The problem: Retype the complete listing exactly as it appears.

Input material:
* START *

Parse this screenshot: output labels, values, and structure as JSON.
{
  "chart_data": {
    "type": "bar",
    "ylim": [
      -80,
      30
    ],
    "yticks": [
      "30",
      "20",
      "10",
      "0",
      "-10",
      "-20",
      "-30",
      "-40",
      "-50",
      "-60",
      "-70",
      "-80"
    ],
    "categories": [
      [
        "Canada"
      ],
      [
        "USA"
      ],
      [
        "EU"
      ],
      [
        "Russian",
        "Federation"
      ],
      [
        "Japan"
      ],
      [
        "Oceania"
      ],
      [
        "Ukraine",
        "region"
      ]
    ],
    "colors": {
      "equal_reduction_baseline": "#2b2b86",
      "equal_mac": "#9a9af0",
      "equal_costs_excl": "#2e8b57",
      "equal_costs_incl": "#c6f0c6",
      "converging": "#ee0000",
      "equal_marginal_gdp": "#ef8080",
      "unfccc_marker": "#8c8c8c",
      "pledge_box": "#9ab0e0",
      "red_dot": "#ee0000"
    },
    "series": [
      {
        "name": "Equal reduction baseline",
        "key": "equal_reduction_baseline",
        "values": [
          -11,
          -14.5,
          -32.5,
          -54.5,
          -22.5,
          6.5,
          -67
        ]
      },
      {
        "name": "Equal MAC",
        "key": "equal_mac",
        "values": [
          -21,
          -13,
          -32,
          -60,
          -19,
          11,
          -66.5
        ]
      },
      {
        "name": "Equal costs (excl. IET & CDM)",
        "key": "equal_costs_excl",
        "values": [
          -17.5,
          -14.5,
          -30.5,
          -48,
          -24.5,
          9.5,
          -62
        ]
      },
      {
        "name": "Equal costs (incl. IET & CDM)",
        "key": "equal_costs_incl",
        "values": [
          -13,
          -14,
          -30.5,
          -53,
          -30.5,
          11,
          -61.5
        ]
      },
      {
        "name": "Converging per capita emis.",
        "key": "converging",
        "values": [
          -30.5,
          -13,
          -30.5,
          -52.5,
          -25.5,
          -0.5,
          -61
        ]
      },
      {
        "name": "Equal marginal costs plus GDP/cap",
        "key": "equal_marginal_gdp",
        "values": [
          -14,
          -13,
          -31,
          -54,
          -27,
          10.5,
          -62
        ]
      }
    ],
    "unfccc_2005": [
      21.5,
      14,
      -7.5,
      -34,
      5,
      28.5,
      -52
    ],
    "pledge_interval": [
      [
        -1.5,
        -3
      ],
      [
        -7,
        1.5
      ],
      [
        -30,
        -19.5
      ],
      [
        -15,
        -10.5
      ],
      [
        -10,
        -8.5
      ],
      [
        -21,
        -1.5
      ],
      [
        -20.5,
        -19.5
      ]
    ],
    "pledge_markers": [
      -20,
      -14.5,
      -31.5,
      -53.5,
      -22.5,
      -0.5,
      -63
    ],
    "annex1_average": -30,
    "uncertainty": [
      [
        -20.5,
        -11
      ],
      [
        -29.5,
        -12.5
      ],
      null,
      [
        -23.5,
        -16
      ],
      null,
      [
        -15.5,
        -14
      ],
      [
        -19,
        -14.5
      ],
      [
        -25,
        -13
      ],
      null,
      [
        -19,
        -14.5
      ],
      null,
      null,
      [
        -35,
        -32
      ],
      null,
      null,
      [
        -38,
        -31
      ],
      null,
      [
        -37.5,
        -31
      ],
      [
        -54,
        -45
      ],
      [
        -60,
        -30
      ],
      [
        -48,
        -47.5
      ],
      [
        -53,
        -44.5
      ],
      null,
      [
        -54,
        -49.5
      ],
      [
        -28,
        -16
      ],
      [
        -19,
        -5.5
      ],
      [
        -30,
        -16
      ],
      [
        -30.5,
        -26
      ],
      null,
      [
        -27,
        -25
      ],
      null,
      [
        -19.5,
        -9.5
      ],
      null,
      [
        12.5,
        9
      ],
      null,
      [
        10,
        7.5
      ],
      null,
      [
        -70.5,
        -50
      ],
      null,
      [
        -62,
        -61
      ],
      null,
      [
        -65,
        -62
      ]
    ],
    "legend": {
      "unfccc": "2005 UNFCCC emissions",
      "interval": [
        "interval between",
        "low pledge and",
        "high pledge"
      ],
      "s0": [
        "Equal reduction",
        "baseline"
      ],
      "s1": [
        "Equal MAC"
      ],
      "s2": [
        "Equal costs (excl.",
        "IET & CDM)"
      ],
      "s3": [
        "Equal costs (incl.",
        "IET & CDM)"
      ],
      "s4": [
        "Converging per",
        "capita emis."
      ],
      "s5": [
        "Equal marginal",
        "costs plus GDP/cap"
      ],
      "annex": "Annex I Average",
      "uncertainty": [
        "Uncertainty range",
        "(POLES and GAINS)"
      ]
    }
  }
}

* END *

Final result:
Parse this screenshot: output labels, values, and structure as JSON.
{
  "chart_data": {
    "type": "bar",
    "ylim": [
      -80,
      30
    ],
    "yticks": [
      "30",
      "20",
      "10",
      "0",
      "-10",
      "-20",
      "-30",
      "-40",
      "-50",
      "-60",
      "-70",
      "-80"
    ],
    "categories": [
      [
        "Canada"
      ],
      [
        "USA"
      ],
      [
        "EU"
      ],
      [
        "Russian",
        "Federation"
      ],
      [
        "Japan"
      ],
      [
        "Oceania"
      ],
      [
        "Ukraine",
        "region"
      ]
    ],
    "colors": {
      "equal_reduction_baseline": "#2b2b86",
      "equal_mac": "#9a9af0",
      "equal_costs_excl": "#2e8b57",
      "equal_costs_incl": "#c6f0c6",
      "converging": "#ee0000",
      "equal_marginal_gdp": "#ef8080",
      "unfccc_marker": "#8c8c8c",
      "pledge_box": "#9ab0e0",
      "red_dot": "#ee0000"
    },
    "series": [
      {
        "name": "Equal reduction baseline",
        "key": "equal_reduction_baseline",
        "values": [
          -11,
          -14.5,
          -32.5,
          -54.5,
          -22.5,
          6.5,
          -67
        ]
      },
      {
        "name": "Equal MAC",
        "key": "equal_mac",
        "values": [
          -21,
          -13,
          -32,
          -60,
          -19,
          11,
          -66.5
        ]
      },
      {
        "name": "Equal costs (excl. IET & CDM)",
        "key": "equal_costs_excl",
        "values": [
          -17.5,
          -14.5,
          -30.5,
          -48,
          -24.5,
          9.5,
          -62
        ]
      },
      {
        "name": "Equal costs (incl. IET & CDM)",
        "key": "equal_costs_incl",
        "values": [
          -13,
          -14,
          -30.5,
          -53,
          -30.5,
          11,
          -61.5
        ]
      },
      {
        "name": "Converging per capita emis.",
        "key": "converging",
        "values": [
          -30.5,
          -13,
          -30.5,
          -52.5,
          -25.5,
          -0.5,
          -61
        ]
      },
      {
        "name": "Equal marginal costs plus GDP/cap",
        "key": "equal_marginal_gdp",
        "values": [
          -14,
          -13,
          -31,
          -54,
          -27,
          10.5,
          -62
        ]
      }
    ],
    "unfccc_2005": [
      21.5,
      14,
      -7.5,
      -34,
      5,
      28.5,
      -52
    ],
    "pledge_interval": [
      [
        -1.5,
        -3
      ],
      [
        -7,
        1.5
      ],
      [
        -30,
        -19.5
      ],
      [
        -15,
        -10.5
      ],
      [
        -10,
        -8.5
      ],
      [
        -21,
        -1.5
      ],
      [
        -20.5,
        -19.5
      ]
    ],
    "pledge_markers": [
      -20,
      -14.5,
      -31.5,
      -53.5,
      -22.5,
      -0.5,
      -63
    ],
    "annex1_average": -30,
    "uncertainty": [
      [
        -20.5,
        -11
      ],
      [
        -29.5,
        -12.5
      ],
      null,
      [
        -23.5,
        -16
      ],
      null,
      [
        -15.5,
        -14
      ],
      [
        -19,
        -14.5
      ],
      [
        -25,
        -13
      ],
      null,
      [
        -19,
        -14.5
      ],
      null,
      null,
      [
        -35,
        -32
      ],
      null,
      null,
      [
        -38,
        -31
      ],
      null,
      [
        -37.5,
        -31
      ],
      [
        -54,
        -45
      ],
      [
        -60,
        -30
      ],
      [
        -48,
        -47.5
      ],
      [
        -53,
        -44.5
      ],
      null,
      [
        -54,
        -49.5
      ],
      [
        -28,
        -16
      ],
      [
        -19,
        -5.5
      ],
      [
        -30,
        -16
      ],
      [
        -30.5,
        -26
      ],
      null,
      [
        -27,
        -25
      ],
      null,
      [
        -19.5,
        -9.5
      ],
      null,
      [
        12.5,
        9
      ],
      null,
      [
        10,
        7.5
      ],
      null,
      [
        -70.5,
        -50
      ],
      null,
      [
        -62,
        -61
      ],
      null,
      [
        -65,
        -62
      ]
    ],
    "legend": {
      "unfccc": "2005 UNFCCC emissions",
      "interval": [
        "interval between",
        "low pledge and",
        "high pledge"
      ],
      "s0": [
        "Equal reduction",
        "baseline"
      ],
      "s1": [
        "Equal MAC"
      ],
      "s2": [
        "Equal costs (excl.",
        "IET & CDM)"
      ],
      "s3": [
        "Equal costs (incl.",
        "IET & CDM)"
      ],
      "s4": [
        "Converging per",
        "capita emis."
      ],
      "s5": [
        "Equal marginal",
        "costs plus GDP/cap"
      ],
      "annex": "Annex I Average",
      "uncertainty": [
        "Uncertainty range",
        "(POLES and GAINS)"
      ]
    }
  }
}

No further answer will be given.